STATED PROBLEM
Retype each line of the records below character for character, changing nothing.

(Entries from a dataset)
____________________

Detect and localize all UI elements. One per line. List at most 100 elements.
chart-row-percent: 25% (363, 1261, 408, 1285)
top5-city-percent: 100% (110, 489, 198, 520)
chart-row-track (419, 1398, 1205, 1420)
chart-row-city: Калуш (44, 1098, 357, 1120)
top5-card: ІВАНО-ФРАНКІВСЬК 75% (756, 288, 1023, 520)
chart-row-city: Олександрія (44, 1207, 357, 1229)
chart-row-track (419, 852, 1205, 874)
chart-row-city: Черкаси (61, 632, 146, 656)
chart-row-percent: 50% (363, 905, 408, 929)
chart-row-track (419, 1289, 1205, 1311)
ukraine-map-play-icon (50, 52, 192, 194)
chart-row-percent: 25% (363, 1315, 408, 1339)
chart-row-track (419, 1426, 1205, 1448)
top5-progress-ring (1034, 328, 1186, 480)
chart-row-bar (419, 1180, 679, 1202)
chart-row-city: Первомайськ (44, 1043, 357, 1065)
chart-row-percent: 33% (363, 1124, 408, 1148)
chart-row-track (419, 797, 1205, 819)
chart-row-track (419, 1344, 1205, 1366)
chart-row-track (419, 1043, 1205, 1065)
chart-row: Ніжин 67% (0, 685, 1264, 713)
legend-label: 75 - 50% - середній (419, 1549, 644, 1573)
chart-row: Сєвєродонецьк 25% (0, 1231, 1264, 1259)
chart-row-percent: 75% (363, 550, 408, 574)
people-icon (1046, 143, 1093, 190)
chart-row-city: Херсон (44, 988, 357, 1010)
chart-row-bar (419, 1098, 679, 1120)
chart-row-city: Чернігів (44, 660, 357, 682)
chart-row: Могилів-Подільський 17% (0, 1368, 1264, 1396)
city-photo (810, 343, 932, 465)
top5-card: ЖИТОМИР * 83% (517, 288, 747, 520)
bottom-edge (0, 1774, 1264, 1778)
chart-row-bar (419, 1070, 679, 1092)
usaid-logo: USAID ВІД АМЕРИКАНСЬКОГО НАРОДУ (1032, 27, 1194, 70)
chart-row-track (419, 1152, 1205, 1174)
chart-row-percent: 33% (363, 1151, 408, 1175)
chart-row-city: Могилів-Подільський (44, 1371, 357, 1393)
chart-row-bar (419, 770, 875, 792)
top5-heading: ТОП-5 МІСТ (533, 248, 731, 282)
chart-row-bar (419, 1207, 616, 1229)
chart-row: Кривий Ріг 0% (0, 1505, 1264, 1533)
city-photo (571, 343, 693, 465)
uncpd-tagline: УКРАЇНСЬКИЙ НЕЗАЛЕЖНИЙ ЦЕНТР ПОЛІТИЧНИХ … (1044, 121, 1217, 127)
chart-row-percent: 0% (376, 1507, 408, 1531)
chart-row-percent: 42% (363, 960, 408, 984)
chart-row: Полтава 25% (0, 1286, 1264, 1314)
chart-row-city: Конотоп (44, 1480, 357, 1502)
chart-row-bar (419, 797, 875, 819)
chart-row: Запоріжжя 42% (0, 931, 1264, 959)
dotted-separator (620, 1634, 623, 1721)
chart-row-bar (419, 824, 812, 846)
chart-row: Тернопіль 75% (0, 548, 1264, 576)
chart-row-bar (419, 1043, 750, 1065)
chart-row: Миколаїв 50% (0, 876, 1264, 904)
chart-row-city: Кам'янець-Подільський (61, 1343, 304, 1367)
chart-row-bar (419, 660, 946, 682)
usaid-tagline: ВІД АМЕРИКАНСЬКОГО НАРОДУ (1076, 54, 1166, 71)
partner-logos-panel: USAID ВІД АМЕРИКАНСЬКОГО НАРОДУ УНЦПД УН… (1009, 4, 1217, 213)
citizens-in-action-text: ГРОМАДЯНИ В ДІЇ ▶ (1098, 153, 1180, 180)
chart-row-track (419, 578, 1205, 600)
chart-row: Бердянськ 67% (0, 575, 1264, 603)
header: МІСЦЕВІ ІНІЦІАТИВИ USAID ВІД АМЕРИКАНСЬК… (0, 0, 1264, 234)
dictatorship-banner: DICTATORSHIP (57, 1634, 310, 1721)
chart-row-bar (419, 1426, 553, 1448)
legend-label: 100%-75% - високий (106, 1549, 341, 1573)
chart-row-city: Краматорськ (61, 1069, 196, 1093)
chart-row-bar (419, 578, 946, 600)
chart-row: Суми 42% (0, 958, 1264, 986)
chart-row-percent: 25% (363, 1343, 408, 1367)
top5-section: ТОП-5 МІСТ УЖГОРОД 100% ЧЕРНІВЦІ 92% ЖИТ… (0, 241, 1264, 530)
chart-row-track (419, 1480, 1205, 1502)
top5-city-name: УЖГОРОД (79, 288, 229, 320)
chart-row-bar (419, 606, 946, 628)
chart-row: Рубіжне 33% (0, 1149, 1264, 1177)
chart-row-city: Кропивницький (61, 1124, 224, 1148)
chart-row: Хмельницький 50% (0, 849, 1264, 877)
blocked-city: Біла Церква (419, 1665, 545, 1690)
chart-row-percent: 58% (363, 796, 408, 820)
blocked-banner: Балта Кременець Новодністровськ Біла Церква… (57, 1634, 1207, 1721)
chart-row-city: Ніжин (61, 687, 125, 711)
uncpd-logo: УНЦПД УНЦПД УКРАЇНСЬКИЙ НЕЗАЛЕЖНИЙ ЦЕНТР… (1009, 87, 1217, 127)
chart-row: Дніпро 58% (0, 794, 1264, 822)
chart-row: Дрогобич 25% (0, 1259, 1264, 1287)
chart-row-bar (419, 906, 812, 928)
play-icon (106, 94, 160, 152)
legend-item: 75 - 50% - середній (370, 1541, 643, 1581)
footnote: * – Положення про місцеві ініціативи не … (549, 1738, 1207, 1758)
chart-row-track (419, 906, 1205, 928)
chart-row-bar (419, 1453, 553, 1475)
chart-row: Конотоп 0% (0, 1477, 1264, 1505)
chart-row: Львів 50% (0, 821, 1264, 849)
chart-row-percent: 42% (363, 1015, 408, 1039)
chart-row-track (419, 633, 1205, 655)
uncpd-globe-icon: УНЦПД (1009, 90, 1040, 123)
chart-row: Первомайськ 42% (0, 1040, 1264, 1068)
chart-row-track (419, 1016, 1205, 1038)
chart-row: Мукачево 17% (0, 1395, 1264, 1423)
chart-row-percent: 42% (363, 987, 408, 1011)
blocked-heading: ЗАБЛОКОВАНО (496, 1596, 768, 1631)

____________________

SOLVED PROBLEM
Detect and localize all UI elements. One per line. List at most 100 elements.
chart-row-percent: 25% (363, 1261, 408, 1285)
top5-city-percent: 100% (110, 489, 198, 520)
chart-row-track (419, 1398, 1205, 1420)
chart-row-city: Калуш (44, 1098, 357, 1120)
top5-card: ІВАНО-ФРАНКІВСЬК 75% (756, 288, 1023, 520)
chart-row-city: Олександрія (44, 1207, 357, 1229)
chart-row-track (419, 852, 1205, 874)
chart-row-city: Черкаси (61, 632, 146, 656)
chart-row-percent: 50% (363, 905, 408, 929)
chart-row-track (419, 1289, 1205, 1311)
ukraine-map-play-icon (50, 52, 192, 194)
chart-row-percent: 25% (363, 1315, 408, 1339)
chart-row-track (419, 1426, 1205, 1448)
top5-progress-ring (1034, 328, 1186, 480)
chart-row-bar (419, 1180, 679, 1202)
chart-row-city: Первомайськ (44, 1043, 357, 1065)
chart-row-percent: 33% (363, 1124, 408, 1148)
chart-row-track (419, 797, 1205, 819)
chart-row-track (419, 1344, 1205, 1366)
chart-row-track (419, 1043, 1205, 1065)
chart-row: Ніжин 67% (0, 685, 1264, 713)
legend-label: 75 - 50% - середній (419, 1549, 644, 1573)
chart-row: Сєвєродонецьк 25% (0, 1231, 1264, 1259)
chart-row-percent: 75% (363, 550, 408, 574)
people-icon (1046, 143, 1093, 190)
chart-row-city: Херсон (44, 988, 357, 1010)
chart-row-bar (419, 1098, 679, 1120)
chart-row-city: Чернігів (44, 660, 357, 682)
chart-row: Могилів-Подільський 17% (0, 1368, 1264, 1396)
city-photo (810, 343, 932, 465)
top5-card: ЖИТОМИР * 83% (517, 288, 747, 520)
bottom-edge (0, 1774, 1264, 1778)
chart-row-bar (419, 1070, 679, 1092)
usaid-logo: USAID ВІД АМЕРИКАНСЬКОГО НАРОДУ (1032, 27, 1194, 70)
chart-row-track (419, 1152, 1205, 1174)
chart-row-percent: 33% (363, 1151, 408, 1175)
chart-row-city: Могилів-Подільський (44, 1371, 357, 1393)
chart-row-bar (419, 770, 875, 792)
top5-heading: ТОП-5 МІСТ (533, 248, 731, 282)
chart-row-bar (419, 1207, 616, 1229)
chart-row: Кривий Ріг 0% (0, 1505, 1264, 1533)
city-photo (571, 343, 693, 465)
uncpd-tagline: УКРАЇНСЬКИЙ НЕЗАЛЕЖНИЙ ЦЕНТР ПОЛІТИЧНИХ … (1044, 121, 1217, 127)
chart-row-percent: 0% (376, 1507, 408, 1531)
chart-row-percent: 42% (363, 960, 408, 984)
chart-row: Полтава 25% (0, 1286, 1264, 1314)
chart-row-city: Конотоп (44, 1480, 357, 1502)
chart-row-bar (419, 797, 875, 819)
chart-row: Запоріжжя 42% (0, 931, 1264, 959)
dotted-separator (620, 1634, 623, 1721)
chart-row-bar (419, 824, 812, 846)
chart-row: Тернопіль 75% (0, 548, 1264, 576)
chart-row-bar (419, 1043, 750, 1065)
chart-row: Миколаїв 50% (0, 876, 1264, 904)
chart-row-city: Кам'янець-Подільський (61, 1343, 304, 1367)
chart-row-bar (419, 660, 946, 682)
usaid-tagline: ВІД АМЕРИКАНСЬКОГО НАРОДУ (1076, 54, 1166, 71)
partner-logos-panel: USAID ВІД АМЕРИКАНСЬКОГО НАРОДУ УНЦПД УН… (1009, 4, 1217, 213)
citizens-in-action-text: ГРОМАДЯНИ В ДІЇ ▶ (1098, 153, 1180, 180)
chart-row-track (419, 578, 1205, 600)
chart-row: Бердянськ 67% (0, 575, 1264, 603)
header: МІСЦЕВІ ІНІЦІАТИВИ USAID ВІД АМЕРИКАНСЬК… (0, 0, 1264, 234)
dictatorship-banner: DICTATORSHIP (57, 1634, 310, 1721)
chart-row-bar (419, 1426, 553, 1448)
legend-label: 100%-75% - високий (106, 1549, 341, 1573)
chart-row-city: Краматорськ (61, 1069, 196, 1093)
chart-row-bar (419, 578, 946, 600)
chart-row: Суми 42% (0, 958, 1264, 986)
chart-row-percent: 25% (363, 1343, 408, 1367)
top5-section: ТОП-5 МІСТ УЖГОРОД 100% ЧЕРНІВЦІ 92% ЖИТ… (0, 241, 1264, 530)
chart-row-track (419, 1480, 1205, 1502)
top5-city-name: УЖГОРОД (79, 288, 229, 320)
chart-row-bar (419, 606, 946, 628)
chart-row: Рубіжне 33% (0, 1149, 1264, 1177)
chart-row-city: Кропивницький (61, 1124, 224, 1148)
chart-row: Хмельницький 50% (0, 849, 1264, 877)
blocked-city: Біла Церква (419, 1665, 545, 1690)
chart-row-percent: 58% (363, 796, 408, 820)
blocked-banner: Балта Кременець Новодністровськ Біла Церква… (57, 1634, 1207, 1721)
chart-row-city: Ніжин (61, 687, 125, 711)
uncpd-logo: УНЦПД УНЦПД УКРАЇНСЬКИЙ НЕЗАЛЕЖНИЙ ЦЕНТР… (1009, 87, 1217, 127)
chart-row: Дніпро 58% (0, 794, 1264, 822)
chart-row: Дрогобич 25% (0, 1259, 1264, 1287)
chart-row-bar (419, 906, 812, 928)
play-icon (106, 94, 160, 152)
legend-item: 75 - 50% - середній (370, 1541, 643, 1581)
footnote: * – Положення про місцеві ініціативи не … (549, 1738, 1207, 1758)
chart-row-track (419, 906, 1205, 928)
chart-row-bar (419, 1453, 553, 1475)
chart-row: Конотоп 0% (0, 1477, 1264, 1505)
chart-row: Львів 50% (0, 821, 1264, 849)
chart-row-percent: 42% (363, 1015, 408, 1039)
chart-row-track (419, 633, 1205, 655)
uncpd-globe-icon: УНЦПД (1009, 90, 1040, 123)
chart-row: Первомайськ 42% (0, 1040, 1264, 1068)
chart-row-track (419, 1016, 1205, 1038)
chart-row: Мукачево 17% (0, 1395, 1264, 1423)
chart-row-percent: 42% (363, 987, 408, 1011)
blocked-heading: ЗАБЛОКОВАНО (496, 1596, 768, 1631)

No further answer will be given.